▶ [Task]:
Retype all of the data. Every line must match exactly.

▶ [Entries]:
** START **
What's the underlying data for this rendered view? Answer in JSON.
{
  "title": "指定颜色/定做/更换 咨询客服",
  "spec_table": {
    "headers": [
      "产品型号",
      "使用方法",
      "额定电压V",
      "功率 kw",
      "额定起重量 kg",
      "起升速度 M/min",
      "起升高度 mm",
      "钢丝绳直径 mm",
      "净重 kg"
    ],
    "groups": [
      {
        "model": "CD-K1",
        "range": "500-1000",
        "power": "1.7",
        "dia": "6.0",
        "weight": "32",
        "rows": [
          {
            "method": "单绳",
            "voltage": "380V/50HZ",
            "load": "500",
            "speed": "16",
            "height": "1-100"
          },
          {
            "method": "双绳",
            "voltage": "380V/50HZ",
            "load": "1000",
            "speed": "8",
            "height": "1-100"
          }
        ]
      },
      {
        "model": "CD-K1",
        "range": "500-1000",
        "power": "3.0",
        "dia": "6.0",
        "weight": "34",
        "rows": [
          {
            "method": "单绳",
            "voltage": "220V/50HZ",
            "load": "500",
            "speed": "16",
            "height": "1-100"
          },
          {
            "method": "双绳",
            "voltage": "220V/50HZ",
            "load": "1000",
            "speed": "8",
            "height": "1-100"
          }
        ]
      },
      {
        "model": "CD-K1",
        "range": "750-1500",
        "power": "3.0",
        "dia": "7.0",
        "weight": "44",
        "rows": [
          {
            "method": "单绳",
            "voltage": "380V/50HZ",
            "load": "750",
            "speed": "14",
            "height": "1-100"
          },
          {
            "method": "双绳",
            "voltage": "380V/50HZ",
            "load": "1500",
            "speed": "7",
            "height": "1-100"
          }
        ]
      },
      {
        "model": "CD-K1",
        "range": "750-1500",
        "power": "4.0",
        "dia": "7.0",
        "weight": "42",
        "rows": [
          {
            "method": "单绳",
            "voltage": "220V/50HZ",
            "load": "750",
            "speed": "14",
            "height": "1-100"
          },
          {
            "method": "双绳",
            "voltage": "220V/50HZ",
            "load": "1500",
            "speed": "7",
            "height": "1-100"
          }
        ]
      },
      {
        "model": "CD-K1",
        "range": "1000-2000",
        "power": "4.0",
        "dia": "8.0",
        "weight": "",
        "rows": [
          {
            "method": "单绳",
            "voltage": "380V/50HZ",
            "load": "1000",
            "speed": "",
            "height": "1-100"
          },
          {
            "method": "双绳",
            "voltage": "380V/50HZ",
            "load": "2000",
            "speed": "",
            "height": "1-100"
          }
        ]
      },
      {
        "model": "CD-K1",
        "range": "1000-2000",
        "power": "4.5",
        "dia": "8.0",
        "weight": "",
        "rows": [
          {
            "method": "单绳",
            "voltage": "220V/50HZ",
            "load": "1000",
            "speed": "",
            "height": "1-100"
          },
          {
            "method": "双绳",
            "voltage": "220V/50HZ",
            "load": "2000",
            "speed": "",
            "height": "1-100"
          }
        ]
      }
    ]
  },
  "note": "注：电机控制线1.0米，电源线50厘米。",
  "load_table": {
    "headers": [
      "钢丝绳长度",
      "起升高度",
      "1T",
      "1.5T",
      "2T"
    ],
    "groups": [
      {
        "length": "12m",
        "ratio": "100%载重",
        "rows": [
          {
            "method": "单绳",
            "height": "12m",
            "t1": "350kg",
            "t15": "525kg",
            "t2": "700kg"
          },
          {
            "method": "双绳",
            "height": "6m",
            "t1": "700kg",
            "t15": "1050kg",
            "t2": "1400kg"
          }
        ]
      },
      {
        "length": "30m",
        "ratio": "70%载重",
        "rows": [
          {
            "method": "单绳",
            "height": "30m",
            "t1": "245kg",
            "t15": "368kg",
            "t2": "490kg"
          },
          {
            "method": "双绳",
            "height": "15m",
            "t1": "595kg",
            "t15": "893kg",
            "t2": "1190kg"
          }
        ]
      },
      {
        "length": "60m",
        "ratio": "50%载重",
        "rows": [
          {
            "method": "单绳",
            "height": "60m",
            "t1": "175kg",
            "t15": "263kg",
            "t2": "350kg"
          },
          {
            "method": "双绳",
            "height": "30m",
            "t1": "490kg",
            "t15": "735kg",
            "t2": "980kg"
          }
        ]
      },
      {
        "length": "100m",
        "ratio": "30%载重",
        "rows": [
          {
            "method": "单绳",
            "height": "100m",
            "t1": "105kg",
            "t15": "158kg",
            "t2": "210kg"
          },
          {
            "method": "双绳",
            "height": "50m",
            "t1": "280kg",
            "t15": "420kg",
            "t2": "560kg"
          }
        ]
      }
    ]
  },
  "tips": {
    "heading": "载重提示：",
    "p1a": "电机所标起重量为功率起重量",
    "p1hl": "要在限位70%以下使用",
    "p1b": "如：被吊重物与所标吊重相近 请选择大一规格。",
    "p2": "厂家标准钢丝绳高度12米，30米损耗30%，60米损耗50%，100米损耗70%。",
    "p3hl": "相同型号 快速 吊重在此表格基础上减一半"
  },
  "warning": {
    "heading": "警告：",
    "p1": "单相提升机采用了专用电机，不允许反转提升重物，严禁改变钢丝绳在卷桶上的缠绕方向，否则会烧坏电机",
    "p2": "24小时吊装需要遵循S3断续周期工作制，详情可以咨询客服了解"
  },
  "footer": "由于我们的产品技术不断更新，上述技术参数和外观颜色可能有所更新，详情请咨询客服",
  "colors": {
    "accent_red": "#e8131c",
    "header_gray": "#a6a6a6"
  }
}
** END **
▶ [Task result]:
What's the underlying data for this rendered view? Answer in JSON.
{
  "title": "指定颜色/定做/更换 咨询客服",
  "spec_table": {
    "headers": [
      "产品型号",
      "使用方法",
      "额定电压V",
      "功率 kw",
      "额定起重量 kg",
      "起升速度 M/min",
      "起升高度 mm",
      "钢丝绳直径 mm",
      "净重 kg"
    ],
    "groups": [
      {
        "model": "CD-K1",
        "range": "500-1000",
        "power": "1.7",
        "dia": "6.0",
        "weight": "32",
        "rows": [
          {
            "method": "单绳",
            "voltage": "380V/50HZ",
            "load": "500",
            "speed": "16",
            "height": "1-100"
          },
          {
            "method": "双绳",
            "voltage": "380V/50HZ",
            "load": "1000",
            "speed": "8",
            "height": "1-100"
          }
        ]
      },
      {
        "model": "CD-K1",
        "range": "500-1000",
        "power": "3.0",
        "dia": "6.0",
        "weight": "34",
        "rows": [
          {
            "method": "单绳",
            "voltage": "220V/50HZ",
            "load": "500",
            "speed": "16",
            "height": "1-100"
          },
          {
            "method": "双绳",
            "voltage": "220V/50HZ",
            "load": "1000",
            "speed": "8",
            "height": "1-100"
          }
        ]
      },
      {
        "model": "CD-K1",
        "range": "750-1500",
        "power": "3.0",
        "dia": "7.0",
        "weight": "44",
        "rows": [
          {
            "method": "单绳",
            "voltage": "380V/50HZ",
            "load": "750",
            "speed": "14",
            "height": "1-100"
          },
          {
            "method": "双绳",
            "voltage": "380V/50HZ",
            "load": "1500",
            "speed": "7",
            "height": "1-100"
          }
        ]
      },
      {
        "model": "CD-K1",
        "range": "750-1500",
        "power": "4.0",
        "dia": "7.0",
        "weight": "42",
        "rows": [
          {
            "method": "单绳",
            "voltage": "220V/50HZ",
            "load": "750",
            "speed": "14",
            "height": "1-100"
          },
          {
            "method": "双绳",
            "voltage": "220V/50HZ",
            "load": "1500",
            "speed": "7",
            "height": "1-100"
          }
        ]
      },
      {
        "model": "CD-K1",
        "range": "1000-2000",
        "power": "4.0",
        "dia": "8.0",
        "weight": "",
        "rows": [
          {
            "method": "单绳",
            "voltage": "380V/50HZ",
            "load": "1000",
            "speed": "",
            "height": "1-100"
          },
          {
            "method": "双绳",
            "voltage": "380V/50HZ",
            "load": "2000",
            "speed": "",
            "height": "1-100"
          }
        ]
      },
      {
        "model": "CD-K1",
        "range": "1000-2000",
        "power": "4.5",
        "dia": "8.0",
        "weight": "",
        "rows": [
          {
            "method": "单绳",
            "voltage": "220V/50HZ",
            "load": "1000",
            "speed": "",
            "height": "1-100"
          },
          {
            "method": "双绳",
            "voltage": "220V/50HZ",
            "load": "2000",
            "speed": "",
            "height": "1-100"
          }
        ]
      }
    ]
  },
  "note": "注：电机控制线1.0米，电源线50厘米。",
  "load_table": {
    "headers": [
      "钢丝绳长度",
      "起升高度",
      "1T",
      "1.5T",
      "2T"
    ],
    "groups": [
      {
        "length": "12m",
        "ratio": "100%载重",
        "rows": [
          {
            "method": "单绳",
            "height": "12m",
            "t1": "350kg",
            "t15": "525kg",
            "t2": "700kg"
          },
          {
            "method": "双绳",
            "height": "6m",
            "t1": "700kg",
            "t15": "1050kg",
            "t2": "1400kg"
          }
        ]
      },
      {
        "length": "30m",
        "ratio": "70%载重",
        "rows": [
          {
            "method": "单绳",
            "height": "30m",
            "t1": "245kg",
            "t15": "368kg",
            "t2": "490kg"
          },
          {
            "method": "双绳",
            "height": "15m",
            "t1": "595kg",
            "t15": "893kg",
            "t2": "1190kg"
          }
        ]
      },
      {
        "length": "60m",
        "ratio": "50%载重",
        "rows": [
          {
            "method": "单绳",
            "height": "60m",
            "t1": "175kg",
            "t15": "263kg",
            "t2": "350kg"
          },
          {
            "method": "双绳",
            "height": "30m",
            "t1": "490kg",
            "t15": "735kg",
            "t2": "980kg"
          }
        ]
      },
      {
        "length": "100m",
        "ratio": "30%载重",
        "rows": [
          {
            "method": "单绳",
            "height": "100m",
            "t1": "105kg",
            "t15": "158kg",
            "t2": "210kg"
          },
          {
            "method": "双绳",
            "height": "50m",
            "t1": "280kg",
            "t15": "420kg",
            "t2": "560kg"
          }
        ]
      }
    ]
  },
  "tips": {
    "heading": "载重提示：",
    "p1a": "电机所标起重量为功率起重量",
    "p1hl": "要在限位70%以下使用",
    "p1b": "如：被吊重物与所标吊重相近 请选择大一规格。",
    "p2": "厂家标准钢丝绳高度12米，30米损耗30%，60米损耗50%，100米损耗70%。",
    "p3hl": "相同型号 快速 吊重在此表格基础上减一半"
  },
  "warning": {
    "heading": "警告：",
    "p1": "单相提升机采用了专用电机，不允许反转提升重物，严禁改变钢丝绳在卷桶上的缠绕方向，否则会烧坏电机",
    "p2": "24小时吊装需要遵循S3断续周期工作制，详情可以咨询客服了解"
  },
  "footer": "由于我们的产品技术不断更新，上述技术参数和外观颜色可能有所更新，详情请咨询客服",
  "colors": {
    "accent_red": "#e8131c",
    "header_gray": "#a6a6a6"
  }
}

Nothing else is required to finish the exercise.